==== Source passage

We ended up sacking our guide and driver after four days as he was petrified at the risk of being killed and insisted we have a police escort at every site we visited. While we could understand the logic behind his concerns the people are among the most friendly I have met anywhere in the world. The risk was there but a manageable one. It stemmed from the fact that these people are among the most poor and hard working in the world and literally earn only their food and keep unless they find gold. Cameras obviously quite valuable and he was also concerned because some of the people take drugs and alcohol to help them get over the fear of the work they do.
Many work underground in shafts that run thirty and forty and seventy metres straight down. Just getting to the bottom of the shaft is incredibly dangerous and then they have to spend their entire days chiselling out ore in the hope that it will contain enough gold to help them push their aspirations in life. The drugs and the alcohol come into the equation to give them the Dutch courage to overcome their fears, step over the hole and then climb down the mine shaft.
Our new driver and guide were excellent and the entire vibe of the trip changed. Yesterday I did one of the most nerve-wracking things I have ever done. I’d shot pretty much the entire value chain of the lifestyles these guys lead but had not shot them underground actually ripping the ore out of the ground. Had been mulling over the possibility since before I left Australia and had vacillated between too dangerous and then that I must do it to complete the collection of images I’d built.

========

Stated problem A:
In the records, convert the lines from the line containing "delete-button[interactable]: Delete xyxy=(2073,813,2147,844)" to the line containing "edit-button[interactable]: Edit xyxy=(2020,523,2066,554)", both included, into a JSON list of strings with one string per line and blank lines omitted.
The mining passage above and the records that follow are unrelated pieces of material.

==== Data extract

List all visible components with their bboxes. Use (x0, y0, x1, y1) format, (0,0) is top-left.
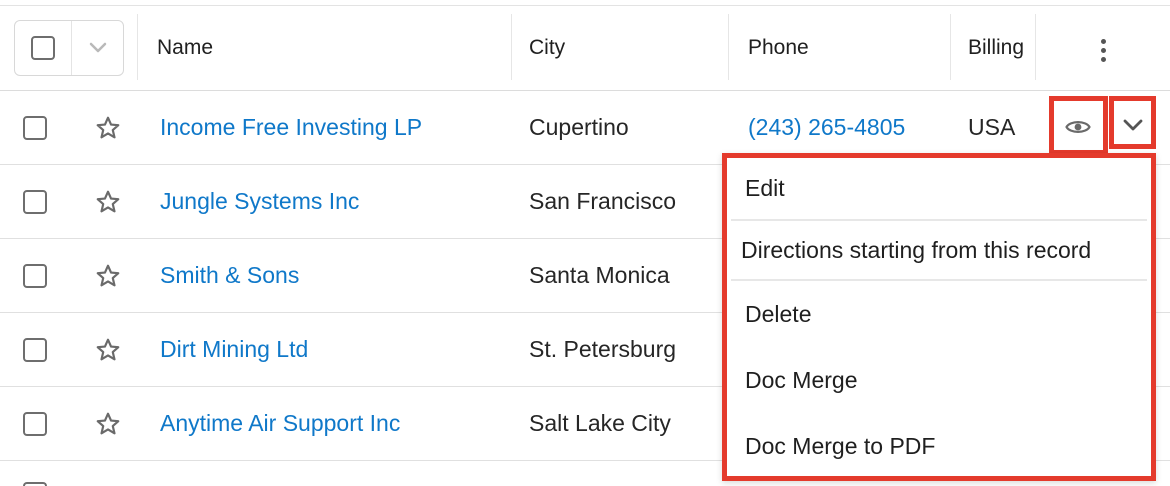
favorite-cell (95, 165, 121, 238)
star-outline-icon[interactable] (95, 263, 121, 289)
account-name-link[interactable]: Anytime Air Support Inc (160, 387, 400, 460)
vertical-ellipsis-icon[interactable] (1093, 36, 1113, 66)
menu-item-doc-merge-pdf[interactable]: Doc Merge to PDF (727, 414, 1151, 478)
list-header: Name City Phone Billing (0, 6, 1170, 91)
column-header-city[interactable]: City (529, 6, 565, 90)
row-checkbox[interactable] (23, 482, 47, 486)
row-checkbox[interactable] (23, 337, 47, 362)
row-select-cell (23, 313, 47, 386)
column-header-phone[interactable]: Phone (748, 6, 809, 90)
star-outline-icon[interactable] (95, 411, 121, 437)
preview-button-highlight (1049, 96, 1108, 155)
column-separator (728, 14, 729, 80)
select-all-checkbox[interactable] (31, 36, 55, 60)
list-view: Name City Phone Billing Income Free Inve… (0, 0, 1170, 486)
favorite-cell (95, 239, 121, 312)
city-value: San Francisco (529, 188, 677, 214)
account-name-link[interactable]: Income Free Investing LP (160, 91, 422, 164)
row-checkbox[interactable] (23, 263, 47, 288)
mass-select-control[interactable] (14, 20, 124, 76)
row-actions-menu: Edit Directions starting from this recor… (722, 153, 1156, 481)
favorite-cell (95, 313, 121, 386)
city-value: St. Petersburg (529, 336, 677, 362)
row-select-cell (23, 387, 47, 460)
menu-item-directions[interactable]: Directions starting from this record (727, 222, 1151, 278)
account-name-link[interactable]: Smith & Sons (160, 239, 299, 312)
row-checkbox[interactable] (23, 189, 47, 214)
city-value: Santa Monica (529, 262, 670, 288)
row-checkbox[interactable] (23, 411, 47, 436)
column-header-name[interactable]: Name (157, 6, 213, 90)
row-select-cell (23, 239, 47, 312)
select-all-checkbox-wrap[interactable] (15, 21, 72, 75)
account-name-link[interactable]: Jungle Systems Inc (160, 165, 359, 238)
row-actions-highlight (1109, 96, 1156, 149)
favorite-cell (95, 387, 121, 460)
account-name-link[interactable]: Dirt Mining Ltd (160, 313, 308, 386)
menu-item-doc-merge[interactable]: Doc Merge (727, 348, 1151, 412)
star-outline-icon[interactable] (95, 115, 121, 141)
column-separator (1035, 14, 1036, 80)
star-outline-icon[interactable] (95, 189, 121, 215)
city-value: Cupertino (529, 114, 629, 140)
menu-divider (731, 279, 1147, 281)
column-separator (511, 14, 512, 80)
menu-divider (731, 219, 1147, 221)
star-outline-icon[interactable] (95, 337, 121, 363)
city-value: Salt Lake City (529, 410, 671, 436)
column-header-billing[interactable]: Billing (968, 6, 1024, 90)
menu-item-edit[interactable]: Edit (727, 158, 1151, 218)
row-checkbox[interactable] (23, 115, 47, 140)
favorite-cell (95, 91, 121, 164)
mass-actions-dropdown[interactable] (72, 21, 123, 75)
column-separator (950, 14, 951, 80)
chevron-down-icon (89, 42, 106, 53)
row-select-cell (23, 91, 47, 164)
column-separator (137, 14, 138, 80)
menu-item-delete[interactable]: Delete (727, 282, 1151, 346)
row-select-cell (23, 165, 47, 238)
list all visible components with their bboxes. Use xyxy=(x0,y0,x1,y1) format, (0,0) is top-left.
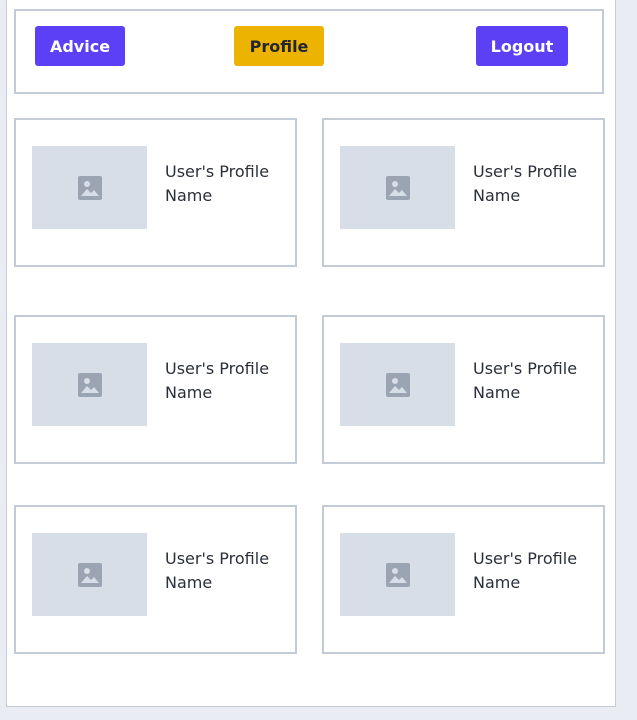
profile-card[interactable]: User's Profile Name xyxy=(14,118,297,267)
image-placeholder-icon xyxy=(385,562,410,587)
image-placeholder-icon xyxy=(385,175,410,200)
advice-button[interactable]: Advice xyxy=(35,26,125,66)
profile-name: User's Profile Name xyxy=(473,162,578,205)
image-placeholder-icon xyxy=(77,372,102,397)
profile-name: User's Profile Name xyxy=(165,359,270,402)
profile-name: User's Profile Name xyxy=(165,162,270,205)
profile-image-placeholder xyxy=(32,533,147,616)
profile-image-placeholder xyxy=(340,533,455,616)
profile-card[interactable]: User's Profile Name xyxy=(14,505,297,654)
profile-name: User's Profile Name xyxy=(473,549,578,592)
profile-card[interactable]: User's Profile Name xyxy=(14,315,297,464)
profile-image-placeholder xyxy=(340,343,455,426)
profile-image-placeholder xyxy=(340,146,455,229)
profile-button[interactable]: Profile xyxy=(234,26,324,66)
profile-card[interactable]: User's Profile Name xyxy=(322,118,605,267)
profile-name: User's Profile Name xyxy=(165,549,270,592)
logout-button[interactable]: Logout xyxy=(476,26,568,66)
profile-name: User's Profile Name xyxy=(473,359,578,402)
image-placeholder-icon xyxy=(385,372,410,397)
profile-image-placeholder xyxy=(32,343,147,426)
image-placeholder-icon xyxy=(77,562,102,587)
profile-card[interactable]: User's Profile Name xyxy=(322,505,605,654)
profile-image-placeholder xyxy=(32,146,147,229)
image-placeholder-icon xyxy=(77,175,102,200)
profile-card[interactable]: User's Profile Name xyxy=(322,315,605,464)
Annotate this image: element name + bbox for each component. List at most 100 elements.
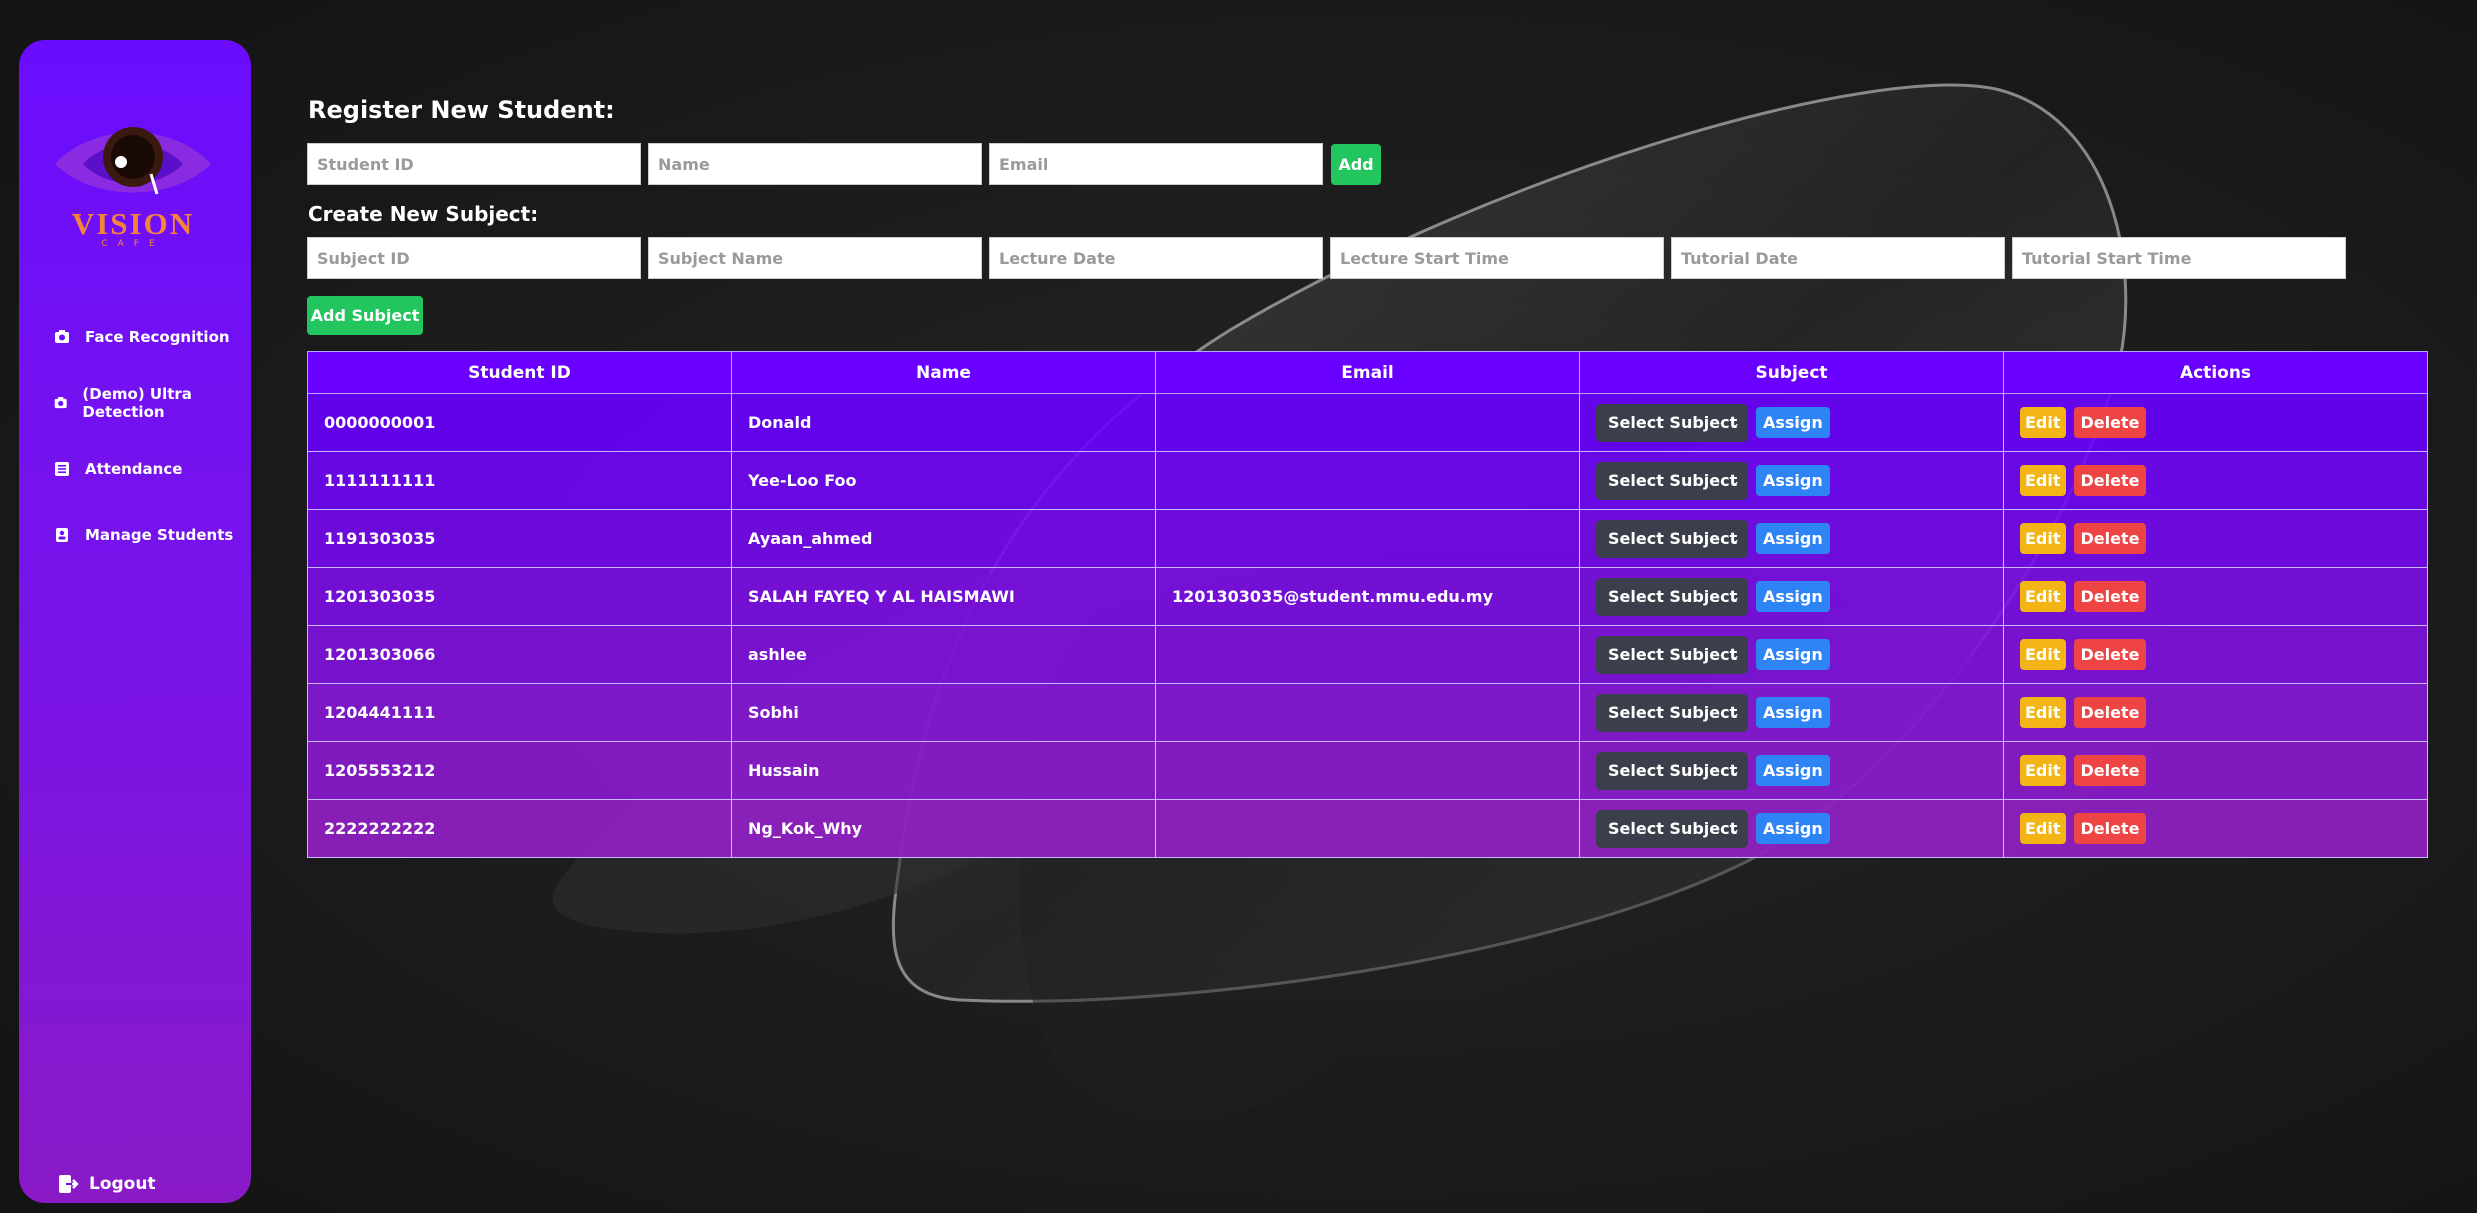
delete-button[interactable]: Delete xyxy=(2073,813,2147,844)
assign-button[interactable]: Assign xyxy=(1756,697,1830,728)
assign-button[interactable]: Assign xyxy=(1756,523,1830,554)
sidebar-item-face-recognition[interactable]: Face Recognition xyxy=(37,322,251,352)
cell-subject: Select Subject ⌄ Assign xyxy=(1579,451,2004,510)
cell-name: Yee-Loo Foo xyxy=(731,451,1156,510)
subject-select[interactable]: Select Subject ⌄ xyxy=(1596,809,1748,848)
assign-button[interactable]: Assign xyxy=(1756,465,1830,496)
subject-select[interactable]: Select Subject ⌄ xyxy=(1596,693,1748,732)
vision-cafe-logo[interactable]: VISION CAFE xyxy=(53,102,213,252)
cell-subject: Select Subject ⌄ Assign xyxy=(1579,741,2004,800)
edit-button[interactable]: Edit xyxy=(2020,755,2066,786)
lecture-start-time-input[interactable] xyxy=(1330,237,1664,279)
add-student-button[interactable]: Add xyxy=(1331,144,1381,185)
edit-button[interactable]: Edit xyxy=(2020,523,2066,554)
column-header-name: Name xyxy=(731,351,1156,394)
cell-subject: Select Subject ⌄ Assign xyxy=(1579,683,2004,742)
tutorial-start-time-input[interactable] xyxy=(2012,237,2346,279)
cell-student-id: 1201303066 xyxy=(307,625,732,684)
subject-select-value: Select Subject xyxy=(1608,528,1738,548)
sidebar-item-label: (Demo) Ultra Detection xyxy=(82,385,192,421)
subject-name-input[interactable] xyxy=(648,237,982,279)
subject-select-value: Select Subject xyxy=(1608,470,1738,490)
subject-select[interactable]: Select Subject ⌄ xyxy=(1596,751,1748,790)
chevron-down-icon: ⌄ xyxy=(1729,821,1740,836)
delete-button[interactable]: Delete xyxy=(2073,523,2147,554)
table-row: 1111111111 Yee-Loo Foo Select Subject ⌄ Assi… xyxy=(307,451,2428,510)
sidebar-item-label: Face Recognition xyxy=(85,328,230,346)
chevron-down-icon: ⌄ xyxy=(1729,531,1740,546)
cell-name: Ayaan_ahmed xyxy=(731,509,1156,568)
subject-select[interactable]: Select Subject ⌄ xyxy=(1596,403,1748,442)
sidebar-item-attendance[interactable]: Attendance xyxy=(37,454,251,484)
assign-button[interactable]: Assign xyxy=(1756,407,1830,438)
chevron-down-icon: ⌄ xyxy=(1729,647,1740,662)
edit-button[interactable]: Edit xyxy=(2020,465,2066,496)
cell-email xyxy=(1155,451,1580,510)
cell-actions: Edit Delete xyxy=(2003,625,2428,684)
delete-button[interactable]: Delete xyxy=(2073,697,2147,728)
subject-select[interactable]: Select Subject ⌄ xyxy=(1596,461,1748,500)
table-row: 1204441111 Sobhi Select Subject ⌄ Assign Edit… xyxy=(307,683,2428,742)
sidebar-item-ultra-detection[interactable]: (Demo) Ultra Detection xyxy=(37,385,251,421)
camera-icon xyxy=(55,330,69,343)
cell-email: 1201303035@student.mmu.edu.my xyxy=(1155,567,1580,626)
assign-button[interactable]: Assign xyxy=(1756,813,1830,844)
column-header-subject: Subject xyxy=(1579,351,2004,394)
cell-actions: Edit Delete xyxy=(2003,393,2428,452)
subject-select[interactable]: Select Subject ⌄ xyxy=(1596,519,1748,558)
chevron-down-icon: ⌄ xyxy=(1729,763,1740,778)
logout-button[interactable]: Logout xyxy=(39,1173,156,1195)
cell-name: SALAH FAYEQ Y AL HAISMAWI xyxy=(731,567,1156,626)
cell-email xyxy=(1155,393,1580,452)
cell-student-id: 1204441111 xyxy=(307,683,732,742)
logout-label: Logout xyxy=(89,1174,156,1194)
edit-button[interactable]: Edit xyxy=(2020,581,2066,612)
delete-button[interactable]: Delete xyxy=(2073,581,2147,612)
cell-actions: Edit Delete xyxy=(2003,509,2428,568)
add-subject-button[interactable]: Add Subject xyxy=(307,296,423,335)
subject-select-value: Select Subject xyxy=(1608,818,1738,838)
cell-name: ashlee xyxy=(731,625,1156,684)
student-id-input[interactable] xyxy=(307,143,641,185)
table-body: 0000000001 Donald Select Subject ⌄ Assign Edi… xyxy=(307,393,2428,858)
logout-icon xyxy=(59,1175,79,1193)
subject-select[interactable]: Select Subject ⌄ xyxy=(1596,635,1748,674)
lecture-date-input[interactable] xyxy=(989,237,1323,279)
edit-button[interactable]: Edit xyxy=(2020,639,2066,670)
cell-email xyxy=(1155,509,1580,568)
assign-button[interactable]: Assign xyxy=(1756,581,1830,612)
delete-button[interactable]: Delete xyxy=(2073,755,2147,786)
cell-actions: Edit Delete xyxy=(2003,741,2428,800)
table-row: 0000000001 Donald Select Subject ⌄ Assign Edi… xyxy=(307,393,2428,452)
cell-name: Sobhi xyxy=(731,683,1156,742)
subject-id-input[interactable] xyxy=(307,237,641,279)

========

Stated problem B:
For each statement, say whether it agrees with the mining passage, answering yes or no and quoting the words of the passage that decide it: (i) The guide and driver were dismissed after four days. (ii) Some of the shafts run a hundred metres straight down. (iii) The new driver and guide were unsatisfactory.

Finished answer A:
[
  "delete-button[interactable]: Delete xyxy=(2073,813,2147,844)",
  "assign-button[interactable]: Assign xyxy=(1756,697,1830,728)",
  "assign-button[interactable]: Assign xyxy=(1756,523,1830,554)",
  "sidebar-item-face-recognition[interactable]: Face Recognition xyxy=(37,322,251,352)",
  "cell-subject: Select Subject ⌄ Assign xyxy=(1579,451,2004,510)",
  "cell-name: Yee-Loo Foo xyxy=(731,451,1156,510)",
  "subject-select[interactable]: Select Subject ⌄ xyxy=(1596,809,1748,848)",
  "assign-button[interactable]: Assign xyxy=(1756,465,1830,496)",
  "subject-select[interactable]: Select Subject ⌄ xyxy=(1596,693,1748,732)",
  "vision-cafe-logo[interactable]: VISION CAFE xyxy=(53,102,213,252)",
  "cell-subject: Select Subject ⌄ Assign xyxy=(1579,741,2004,800)",
  "edit-button[interactable]: Edit xyxy=(2020,755,2066,786)",
  "lecture-start-time-input[interactable] xyxy=(1330,237,1664,279)",
  "add-student-button[interactable]: Add xyxy=(1331,144,1381,185)",
  "edit-button[interactable]: Edit xyxy=(2020,523,2066,554)"
]

Finished answer B:
(i) Yes: "We ended up sacking our guide and driver after four days"
(ii) No: "shafts that run thirty and forty and seventy metres straight down"
(iii) No: "Our new driver and guide were excellent"